▶ _TASK PROMPT_: Give back the whole listing exactly as shown.
** BEGIN **
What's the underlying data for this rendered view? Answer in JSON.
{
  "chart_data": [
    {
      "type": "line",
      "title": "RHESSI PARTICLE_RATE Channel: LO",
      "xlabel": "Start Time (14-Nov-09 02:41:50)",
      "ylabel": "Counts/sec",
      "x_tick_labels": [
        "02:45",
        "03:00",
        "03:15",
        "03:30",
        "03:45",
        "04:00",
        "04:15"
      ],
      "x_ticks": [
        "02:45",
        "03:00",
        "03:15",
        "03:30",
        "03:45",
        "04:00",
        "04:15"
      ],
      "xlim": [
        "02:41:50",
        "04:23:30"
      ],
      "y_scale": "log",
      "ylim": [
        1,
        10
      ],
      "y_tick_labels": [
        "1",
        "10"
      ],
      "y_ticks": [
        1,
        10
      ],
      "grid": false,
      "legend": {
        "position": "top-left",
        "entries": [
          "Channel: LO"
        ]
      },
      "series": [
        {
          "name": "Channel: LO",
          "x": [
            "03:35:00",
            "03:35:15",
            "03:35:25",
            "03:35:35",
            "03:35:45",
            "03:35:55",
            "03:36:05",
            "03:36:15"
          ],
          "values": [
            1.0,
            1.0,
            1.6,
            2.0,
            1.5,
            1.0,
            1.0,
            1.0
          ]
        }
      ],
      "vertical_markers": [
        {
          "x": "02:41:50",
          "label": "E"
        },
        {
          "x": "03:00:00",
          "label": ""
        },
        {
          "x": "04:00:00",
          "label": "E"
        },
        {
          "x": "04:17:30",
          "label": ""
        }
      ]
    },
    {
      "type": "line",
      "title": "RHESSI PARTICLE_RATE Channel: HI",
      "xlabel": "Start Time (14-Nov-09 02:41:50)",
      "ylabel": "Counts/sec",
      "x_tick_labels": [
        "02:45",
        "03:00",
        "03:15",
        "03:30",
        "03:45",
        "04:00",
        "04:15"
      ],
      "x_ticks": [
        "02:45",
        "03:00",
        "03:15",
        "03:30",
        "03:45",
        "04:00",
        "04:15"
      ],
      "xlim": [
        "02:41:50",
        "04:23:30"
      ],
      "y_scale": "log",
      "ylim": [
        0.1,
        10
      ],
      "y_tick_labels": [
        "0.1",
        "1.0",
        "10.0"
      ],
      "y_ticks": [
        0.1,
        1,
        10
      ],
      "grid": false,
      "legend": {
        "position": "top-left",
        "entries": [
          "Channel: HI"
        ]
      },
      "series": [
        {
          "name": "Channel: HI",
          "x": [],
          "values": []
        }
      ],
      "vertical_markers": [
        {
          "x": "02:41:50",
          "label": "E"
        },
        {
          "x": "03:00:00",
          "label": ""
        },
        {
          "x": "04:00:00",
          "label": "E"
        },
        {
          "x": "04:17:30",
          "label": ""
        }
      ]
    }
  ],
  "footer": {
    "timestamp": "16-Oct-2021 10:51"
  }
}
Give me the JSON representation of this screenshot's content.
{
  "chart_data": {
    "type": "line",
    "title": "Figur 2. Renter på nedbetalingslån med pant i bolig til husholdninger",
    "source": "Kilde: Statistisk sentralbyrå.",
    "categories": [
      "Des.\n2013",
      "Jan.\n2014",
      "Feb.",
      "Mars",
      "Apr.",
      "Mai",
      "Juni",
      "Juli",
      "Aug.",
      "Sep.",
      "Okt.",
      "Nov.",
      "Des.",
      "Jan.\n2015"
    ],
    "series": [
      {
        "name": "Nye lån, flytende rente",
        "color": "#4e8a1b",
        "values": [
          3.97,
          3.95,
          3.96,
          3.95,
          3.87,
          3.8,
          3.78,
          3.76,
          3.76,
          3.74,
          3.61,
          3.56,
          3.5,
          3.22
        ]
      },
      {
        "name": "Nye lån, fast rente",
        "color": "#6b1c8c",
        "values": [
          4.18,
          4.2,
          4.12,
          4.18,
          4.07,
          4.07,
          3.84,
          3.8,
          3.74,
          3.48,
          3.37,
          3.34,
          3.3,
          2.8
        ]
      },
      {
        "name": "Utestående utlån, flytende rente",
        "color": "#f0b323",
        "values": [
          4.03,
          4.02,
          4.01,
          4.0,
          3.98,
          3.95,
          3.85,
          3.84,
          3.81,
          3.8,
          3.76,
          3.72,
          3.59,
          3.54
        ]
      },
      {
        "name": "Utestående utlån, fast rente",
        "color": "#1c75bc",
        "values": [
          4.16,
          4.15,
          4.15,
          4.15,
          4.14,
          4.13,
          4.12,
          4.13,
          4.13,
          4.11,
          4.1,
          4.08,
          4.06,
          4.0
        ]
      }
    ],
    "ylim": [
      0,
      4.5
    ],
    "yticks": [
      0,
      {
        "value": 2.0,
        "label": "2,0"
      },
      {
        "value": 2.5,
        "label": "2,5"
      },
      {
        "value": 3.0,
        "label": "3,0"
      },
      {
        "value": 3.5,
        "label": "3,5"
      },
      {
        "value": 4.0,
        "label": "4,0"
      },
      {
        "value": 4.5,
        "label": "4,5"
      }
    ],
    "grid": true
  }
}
** END **
▶ _THE OUTPUT_:
What's the underlying data for this rendered view? Answer in JSON.
{
  "chart_data": [
    {
      "type": "line",
      "title": "RHESSI PARTICLE_RATE Channel: LO",
      "xlabel": "Start Time (14-Nov-09 02:41:50)",
      "ylabel": "Counts/sec",
      "x_tick_labels": [
        "02:45",
        "03:00",
        "03:15",
        "03:30",
        "03:45",
        "04:00",
        "04:15"
      ],
      "x_ticks": [
        "02:45",
        "03:00",
        "03:15",
        "03:30",
        "03:45",
        "04:00",
        "04:15"
      ],
      "xlim": [
        "02:41:50",
        "04:23:30"
      ],
      "y_scale": "log",
      "ylim": [
        1,
        10
      ],
      "y_tick_labels": [
        "1",
        "10"
      ],
      "y_ticks": [
        1,
        10
      ],
      "grid": false,
      "legend": {
        "position": "top-left",
        "entries": [
          "Channel: LO"
        ]
      },
      "series": [
        {
          "name": "Channel: LO",
          "x": [
            "03:35:00",
            "03:35:15",
            "03:35:25",
            "03:35:35",
            "03:35:45",
            "03:35:55",
            "03:36:05",
            "03:36:15"
          ],
          "values": [
            1.0,
            1.0,
            1.6,
            2.0,
            1.5,
            1.0,
            1.0,
            1.0
          ]
        }
      ],
      "vertical_markers": [
        {
          "x": "02:41:50",
          "label": "E"
        },
        {
          "x": "03:00:00",
          "label": ""
        },
        {
          "x": "04:00:00",
          "label": "E"
        },
        {
          "x": "04:17:30",
          "label": ""
        }
      ]
    },
    {
      "type": "line",
      "title": "RHESSI PARTICLE_RATE Channel: HI",
      "xlabel": "Start Time (14-Nov-09 02:41:50)",
      "ylabel": "Counts/sec",
      "x_tick_labels": [
        "02:45",
        "03:00",
        "03:15",
        "03:30",
        "03:45",
        "04:00",
        "04:15"
      ],
      "x_ticks": [
        "02:45",
        "03:00",
        "03:15",
        "03:30",
        "03:45",
        "04:00",
        "04:15"
      ],
      "xlim": [
        "02:41:50",
        "04:23:30"
      ],
      "y_scale": "log",
      "ylim": [
        0.1,
        10
      ],
      "y_tick_labels": [
        "0.1",
        "1.0",
        "10.0"
      ],
      "y_ticks": [
        0.1,
        1,
        10
      ],
      "grid": false,
      "legend": {
        "position": "top-left",
        "entries": [
          "Channel: HI"
        ]
      },
      "series": [
        {
          "name": "Channel: HI",
          "x": [],
          "values": []
        }
      ],
      "vertical_markers": [
        {
          "x": "02:41:50",
          "label": "E"
        },
        {
          "x": "03:00:00",
          "label": ""
        },
        {
          "x": "04:00:00",
          "label": "E"
        },
        {
          "x": "04:17:30",
          "label": ""
        }
      ]
    }
  ],
  "footer": {
    "timestamp": "16-Oct-2021 10:51"
  }
}
Give me the JSON representation of this screenshot's content.
{
  "chart_data": {
    "type": "line",
    "title": "Figur 2. Renter på nedbetalingslån med pant i bolig til husholdninger",
    "source": "Kilde: Statistisk sentralbyrå.",
    "categories": [
      "Des.\n2013",
      "Jan.\n2014",
      "Feb.",
      "Mars",
      "Apr.",
      "Mai",
      "Juni",
      "Juli",
      "Aug.",
      "Sep.",
      "Okt.",
      "Nov.",
      "Des.",
      "Jan.\n2015"
    ],
    "series": [
      {
        "name": "Nye lån, flytende rente",
        "color": "#4e8a1b",
        "values": [
          3.97,
          3.95,
          3.96,
          3.95,
          3.87,
          3.8,
          3.78,
          3.76,
          3.76,
          3.74,
          3.61,
          3.56,
          3.5,
          3.22
        ]
      },
      {
        "name": "Nye lån, fast rente",
        "color": "#6b1c8c",
        "values": [
          4.18,
          4.2,
          4.12,
          4.18,
          4.07,
          4.07,
          3.84,
          3.8,
          3.74,
          3.48,
          3.37,
          3.34,
          3.3,
          2.8
        ]
      },
      {
        "name": "Utestående utlån, flytende rente",
        "color": "#f0b323",
        "values": [
          4.03,
          4.02,
          4.01,
          4.0,
          3.98,
          3.95,
          3.85,
          3.84,
          3.81,
          3.8,
          3.76,
          3.72,
          3.59,
          3.54
        ]
      },
      {
        "name": "Utestående utlån, fast rente",
        "color": "#1c75bc",
        "values": [
          4.16,
          4.15,
          4.15,
          4.15,
          4.14,
          4.13,
          4.12,
          4.13,
          4.13,
          4.11,
          4.1,
          4.08,
          4.06,
          4.0
        ]
      }
    ],
    "ylim": [
      0,
      4.5
    ],
    "yticks": [
      0,
      {
        "value": 2.0,
        "label": "2,0"
      },
      {
        "value": 2.5,
        "label": "2,5"
      },
      {
        "value": 3.0,
        "label": "3,0"
      },
      {
        "value": 3.5,
        "label": "3,5"
      },
      {
        "value": 4.0,
        "label": "4,0"
      },
      {
        "value": 4.5,
        "label": "4,5"
      }
    ],
    "grid": true
  }
}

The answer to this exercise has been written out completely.